#### THE EXERCISE
Your task is to print all of the data word for word.

#### EXERCISE DATA
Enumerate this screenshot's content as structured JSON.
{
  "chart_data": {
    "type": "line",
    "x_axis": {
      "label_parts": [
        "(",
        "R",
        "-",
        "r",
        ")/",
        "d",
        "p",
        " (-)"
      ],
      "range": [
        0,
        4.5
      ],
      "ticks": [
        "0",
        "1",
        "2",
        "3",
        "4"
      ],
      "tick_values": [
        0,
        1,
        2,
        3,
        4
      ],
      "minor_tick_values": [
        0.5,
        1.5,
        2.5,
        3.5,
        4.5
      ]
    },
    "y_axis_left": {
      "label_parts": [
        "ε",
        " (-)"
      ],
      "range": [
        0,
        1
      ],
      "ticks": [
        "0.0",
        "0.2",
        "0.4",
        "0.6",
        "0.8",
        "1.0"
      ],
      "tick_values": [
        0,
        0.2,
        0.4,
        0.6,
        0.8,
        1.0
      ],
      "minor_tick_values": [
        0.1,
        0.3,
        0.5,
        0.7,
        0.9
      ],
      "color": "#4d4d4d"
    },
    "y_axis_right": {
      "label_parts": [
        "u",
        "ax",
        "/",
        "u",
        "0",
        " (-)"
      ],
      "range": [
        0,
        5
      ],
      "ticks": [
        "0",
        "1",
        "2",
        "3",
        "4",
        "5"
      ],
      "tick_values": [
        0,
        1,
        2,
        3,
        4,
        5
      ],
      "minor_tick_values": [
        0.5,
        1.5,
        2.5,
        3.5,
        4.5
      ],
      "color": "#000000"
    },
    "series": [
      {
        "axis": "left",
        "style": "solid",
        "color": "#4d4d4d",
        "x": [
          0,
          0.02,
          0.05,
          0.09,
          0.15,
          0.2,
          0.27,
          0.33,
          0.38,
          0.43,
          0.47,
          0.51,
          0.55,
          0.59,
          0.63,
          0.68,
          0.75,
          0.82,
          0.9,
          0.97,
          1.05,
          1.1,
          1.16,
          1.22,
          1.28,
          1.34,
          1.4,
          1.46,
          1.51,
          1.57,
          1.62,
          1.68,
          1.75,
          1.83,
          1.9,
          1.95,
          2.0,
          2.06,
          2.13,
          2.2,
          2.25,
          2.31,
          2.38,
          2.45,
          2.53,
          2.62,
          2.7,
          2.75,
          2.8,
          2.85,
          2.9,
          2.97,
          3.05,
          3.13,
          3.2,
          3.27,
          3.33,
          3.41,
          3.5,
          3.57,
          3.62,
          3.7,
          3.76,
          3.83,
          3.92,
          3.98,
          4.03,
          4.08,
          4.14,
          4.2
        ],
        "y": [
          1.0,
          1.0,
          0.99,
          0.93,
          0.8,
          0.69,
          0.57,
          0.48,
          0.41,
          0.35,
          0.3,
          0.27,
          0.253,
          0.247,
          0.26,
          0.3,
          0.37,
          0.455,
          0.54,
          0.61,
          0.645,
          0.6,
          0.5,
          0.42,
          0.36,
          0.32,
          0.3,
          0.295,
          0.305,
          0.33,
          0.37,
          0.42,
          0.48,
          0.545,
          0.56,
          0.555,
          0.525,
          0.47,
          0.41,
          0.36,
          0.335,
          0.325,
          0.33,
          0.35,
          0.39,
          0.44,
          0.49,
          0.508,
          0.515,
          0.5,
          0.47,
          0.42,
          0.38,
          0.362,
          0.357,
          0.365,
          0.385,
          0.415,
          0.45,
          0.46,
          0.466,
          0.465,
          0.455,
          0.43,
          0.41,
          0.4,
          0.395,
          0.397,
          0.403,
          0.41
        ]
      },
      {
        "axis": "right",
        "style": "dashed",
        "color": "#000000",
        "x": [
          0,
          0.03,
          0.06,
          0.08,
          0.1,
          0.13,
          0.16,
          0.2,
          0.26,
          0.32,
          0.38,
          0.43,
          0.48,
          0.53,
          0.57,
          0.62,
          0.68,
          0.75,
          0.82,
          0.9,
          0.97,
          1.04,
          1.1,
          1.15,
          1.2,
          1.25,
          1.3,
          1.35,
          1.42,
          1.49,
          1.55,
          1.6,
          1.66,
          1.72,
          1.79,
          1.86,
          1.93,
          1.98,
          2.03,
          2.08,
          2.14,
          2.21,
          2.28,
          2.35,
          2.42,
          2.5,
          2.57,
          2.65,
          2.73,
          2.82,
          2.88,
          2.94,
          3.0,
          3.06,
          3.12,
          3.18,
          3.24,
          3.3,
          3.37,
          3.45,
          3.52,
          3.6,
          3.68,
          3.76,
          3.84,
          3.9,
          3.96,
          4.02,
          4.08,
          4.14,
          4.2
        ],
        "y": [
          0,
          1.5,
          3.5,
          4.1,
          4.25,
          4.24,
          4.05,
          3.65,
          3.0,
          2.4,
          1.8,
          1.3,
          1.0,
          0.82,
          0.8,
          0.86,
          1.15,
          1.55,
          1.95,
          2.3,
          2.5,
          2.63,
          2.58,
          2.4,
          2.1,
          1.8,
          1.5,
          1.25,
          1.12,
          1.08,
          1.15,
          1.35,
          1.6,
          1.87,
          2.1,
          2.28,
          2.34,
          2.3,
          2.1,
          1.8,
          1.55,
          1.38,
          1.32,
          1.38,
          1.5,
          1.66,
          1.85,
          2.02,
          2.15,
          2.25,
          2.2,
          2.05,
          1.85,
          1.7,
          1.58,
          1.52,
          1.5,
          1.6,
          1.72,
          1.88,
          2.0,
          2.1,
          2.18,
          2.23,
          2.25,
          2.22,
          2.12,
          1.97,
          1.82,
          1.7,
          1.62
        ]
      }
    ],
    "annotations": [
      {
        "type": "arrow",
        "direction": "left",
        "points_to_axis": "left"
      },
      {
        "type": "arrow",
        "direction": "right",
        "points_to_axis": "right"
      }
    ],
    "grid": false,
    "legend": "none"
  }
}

#### TASK SOLUTION
Enumerate this screenshot's content as structured JSON.
{
  "chart_data": {
    "type": "line",
    "x_axis": {
      "label_parts": [
        "(",
        "R",
        "-",
        "r",
        ")/",
        "d",
        "p",
        " (-)"
      ],
      "range": [
        0,
        4.5
      ],
      "ticks": [
        "0",
        "1",
        "2",
        "3",
        "4"
      ],
      "tick_values": [
        0,
        1,
        2,
        3,
        4
      ],
      "minor_tick_values": [
        0.5,
        1.5,
        2.5,
        3.5,
        4.5
      ]
    },
    "y_axis_left": {
      "label_parts": [
        "ε",
        " (-)"
      ],
      "range": [
        0,
        1
      ],
      "ticks": [
        "0.0",
        "0.2",
        "0.4",
        "0.6",
        "0.8",
        "1.0"
      ],
      "tick_values": [
        0,
        0.2,
        0.4,
        0.6,
        0.8,
        1.0
      ],
      "minor_tick_values": [
        0.1,
        0.3,
        0.5,
        0.7,
        0.9
      ],
      "color": "#4d4d4d"
    },
    "y_axis_right": {
      "label_parts": [
        "u",
        "ax",
        "/",
        "u",
        "0",
        " (-)"
      ],
      "range": [
        0,
        5
      ],
      "ticks": [
        "0",
        "1",
        "2",
        "3",
        "4",
        "5"
      ],
      "tick_values": [
        0,
        1,
        2,
        3,
        4,
        5
      ],
      "minor_tick_values": [
        0.5,
        1.5,
        2.5,
        3.5,
        4.5
      ],
      "color": "#000000"
    },
    "series": [
      {
        "axis": "left",
        "style": "solid",
        "color": "#4d4d4d",
        "x": [
          0,
          0.02,
          0.05,
          0.09,
          0.15,
          0.2,
          0.27,
          0.33,
          0.38,
          0.43,
          0.47,
          0.51,
          0.55,
          0.59,
          0.63,
          0.68,
          0.75,
          0.82,
          0.9,
          0.97,
          1.05,
          1.1,
          1.16,
          1.22,
          1.28,
          1.34,
          1.4,
          1.46,
          1.51,
          1.57,
          1.62,
          1.68,
          1.75,
          1.83,
          1.9,
          1.95,
          2.0,
          2.06,
          2.13,
          2.2,
          2.25,
          2.31,
          2.38,
          2.45,
          2.53,
          2.62,
          2.7,
          2.75,
          2.8,
          2.85,
          2.9,
          2.97,
          3.05,
          3.13,
          3.2,
          3.27,
          3.33,
          3.41,
          3.5,
          3.57,
          3.62,
          3.7,
          3.76,
          3.83,
          3.92,
          3.98,
          4.03,
          4.08,
          4.14,
          4.2
        ],
        "y": [
          1.0,
          1.0,
          0.99,
          0.93,
          0.8,
          0.69,
          0.57,
          0.48,
          0.41,
          0.35,
          0.3,
          0.27,
          0.253,
          0.247,
          0.26,
          0.3,
          0.37,
          0.455,
          0.54,
          0.61,
          0.645,
          0.6,
          0.5,
          0.42,
          0.36,
          0.32,
          0.3,
          0.295,
          0.305,
          0.33,
          0.37,
          0.42,
          0.48,
          0.545,
          0.56,
          0.555,
          0.525,
          0.47,
          0.41,
          0.36,
          0.335,
          0.325,
          0.33,
          0.35,
          0.39,
          0.44,
          0.49,
          0.508,
          0.515,
          0.5,
          0.47,
          0.42,
          0.38,
          0.362,
          0.357,
          0.365,
          0.385,
          0.415,
          0.45,
          0.46,
          0.466,
          0.465,
          0.455,
          0.43,
          0.41,
          0.4,
          0.395,
          0.397,
          0.403,
          0.41
        ]
      },
      {
        "axis": "right",
        "style": "dashed",
        "color": "#000000",
        "x": [
          0,
          0.03,
          0.06,
          0.08,
          0.1,
          0.13,
          0.16,
          0.2,
          0.26,
          0.32,
          0.38,
          0.43,
          0.48,
          0.53,
          0.57,
          0.62,
          0.68,
          0.75,
          0.82,
          0.9,
          0.97,
          1.04,
          1.1,
          1.15,
          1.2,
          1.25,
          1.3,
          1.35,
          1.42,
          1.49,
          1.55,
          1.6,
          1.66,
          1.72,
          1.79,
          1.86,
          1.93,
          1.98,
          2.03,
          2.08,
          2.14,
          2.21,
          2.28,
          2.35,
          2.42,
          2.5,
          2.57,
          2.65,
          2.73,
          2.82,
          2.88,
          2.94,
          3.0,
          3.06,
          3.12,
          3.18,
          3.24,
          3.3,
          3.37,
          3.45,
          3.52,
          3.6,
          3.68,
          3.76,
          3.84,
          3.9,
          3.96,
          4.02,
          4.08,
          4.14,
          4.2
        ],
        "y": [
          0,
          1.5,
          3.5,
          4.1,
          4.25,
          4.24,
          4.05,
          3.65,
          3.0,
          2.4,
          1.8,
          1.3,
          1.0,
          0.82,
          0.8,
          0.86,
          1.15,
          1.55,
          1.95,
          2.3,
          2.5,
          2.63,
          2.58,
          2.4,
          2.1,
          1.8,
          1.5,
          1.25,
          1.12,
          1.08,
          1.15,
          1.35,
          1.6,
          1.87,
          2.1,
          2.28,
          2.34,
          2.3,
          2.1,
          1.8,
          1.55,
          1.38,
          1.32,
          1.38,
          1.5,
          1.66,
          1.85,
          2.02,
          2.15,
          2.25,
          2.2,
          2.05,
          1.85,
          1.7,
          1.58,
          1.52,
          1.5,
          1.6,
          1.72,
          1.88,
          2.0,
          2.1,
          2.18,
          2.23,
          2.25,
          2.22,
          2.12,
          1.97,
          1.82,
          1.7,
          1.62
        ]
      }
    ],
    "annotations": [
      {
        "type": "arrow",
        "direction": "left",
        "points_to_axis": "left"
      },
      {
        "type": "arrow",
        "direction": "right",
        "points_to_axis": "right"
      }
    ],
    "grid": false,
    "legend": "none"
  }
}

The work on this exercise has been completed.